__WHAT THE TASK ASKS__:
The records below must be transcribed exactly. Do not include the pictures.

__PROVIDED RECORDS__:
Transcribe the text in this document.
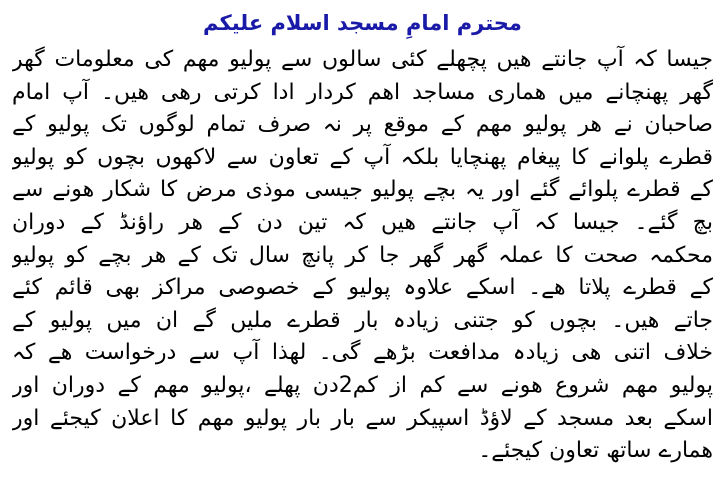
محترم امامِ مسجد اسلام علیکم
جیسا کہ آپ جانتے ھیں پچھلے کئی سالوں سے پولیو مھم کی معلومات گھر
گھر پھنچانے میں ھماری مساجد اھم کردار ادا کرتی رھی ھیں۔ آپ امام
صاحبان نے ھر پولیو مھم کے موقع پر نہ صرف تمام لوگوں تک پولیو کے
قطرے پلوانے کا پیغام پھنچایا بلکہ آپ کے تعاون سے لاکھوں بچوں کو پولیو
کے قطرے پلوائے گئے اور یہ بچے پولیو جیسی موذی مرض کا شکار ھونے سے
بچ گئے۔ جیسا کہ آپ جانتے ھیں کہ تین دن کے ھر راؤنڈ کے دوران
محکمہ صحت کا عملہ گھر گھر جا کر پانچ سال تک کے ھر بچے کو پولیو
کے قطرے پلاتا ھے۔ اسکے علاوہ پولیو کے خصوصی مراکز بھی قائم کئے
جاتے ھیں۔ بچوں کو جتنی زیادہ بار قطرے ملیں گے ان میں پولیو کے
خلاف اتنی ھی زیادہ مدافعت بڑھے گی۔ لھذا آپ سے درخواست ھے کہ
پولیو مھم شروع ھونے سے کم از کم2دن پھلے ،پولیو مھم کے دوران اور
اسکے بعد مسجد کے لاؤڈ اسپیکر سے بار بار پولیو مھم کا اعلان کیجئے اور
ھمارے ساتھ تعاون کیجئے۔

__RESULT BELOW__:
Transcribe the text in this document.
محترم امامِ مسجد اسلام علیکم
جیسا کہ آپ جانتے ھیں پچھلے کئی سالوں سے پولیو مھم کی معلومات گھر
گھر پھنچانے میں ھماری مساجد اھم کردار ادا کرتی رھی ھیں۔ آپ امام
صاحبان نے ھر پولیو مھم کے موقع پر نہ صرف تمام لوگوں تک پولیو کے
قطرے پلوانے کا پیغام پھنچایا بلکہ آپ کے تعاون سے لاکھوں بچوں کو پولیو
کے قطرے پلوائے گئے اور یہ بچے پولیو جیسی موذی مرض کا شکار ھونے سے
بچ گئے۔ جیسا کہ آپ جانتے ھیں کہ تین دن کے ھر راؤنڈ کے دوران
محکمہ صحت کا عملہ گھر گھر جا کر پانچ سال تک کے ھر بچے کو پولیو
کے قطرے پلاتا ھے۔ اسکے علاوہ پولیو کے خصوصی مراکز بھی قائم کئے
جاتے ھیں۔ بچوں کو جتنی زیادہ بار قطرے ملیں گے ان میں پولیو کے
خلاف اتنی ھی زیادہ مدافعت بڑھے گی۔ لھذا آپ سے درخواست ھے کہ
پولیو مھم شروع ھونے سے کم از کم2دن پھلے ،پولیو مھم کے دوران اور
اسکے بعد مسجد کے لاؤڈ اسپیکر سے بار بار پولیو مھم کا اعلان کیجئے اور
ھمارے ساتھ تعاون کیجئے۔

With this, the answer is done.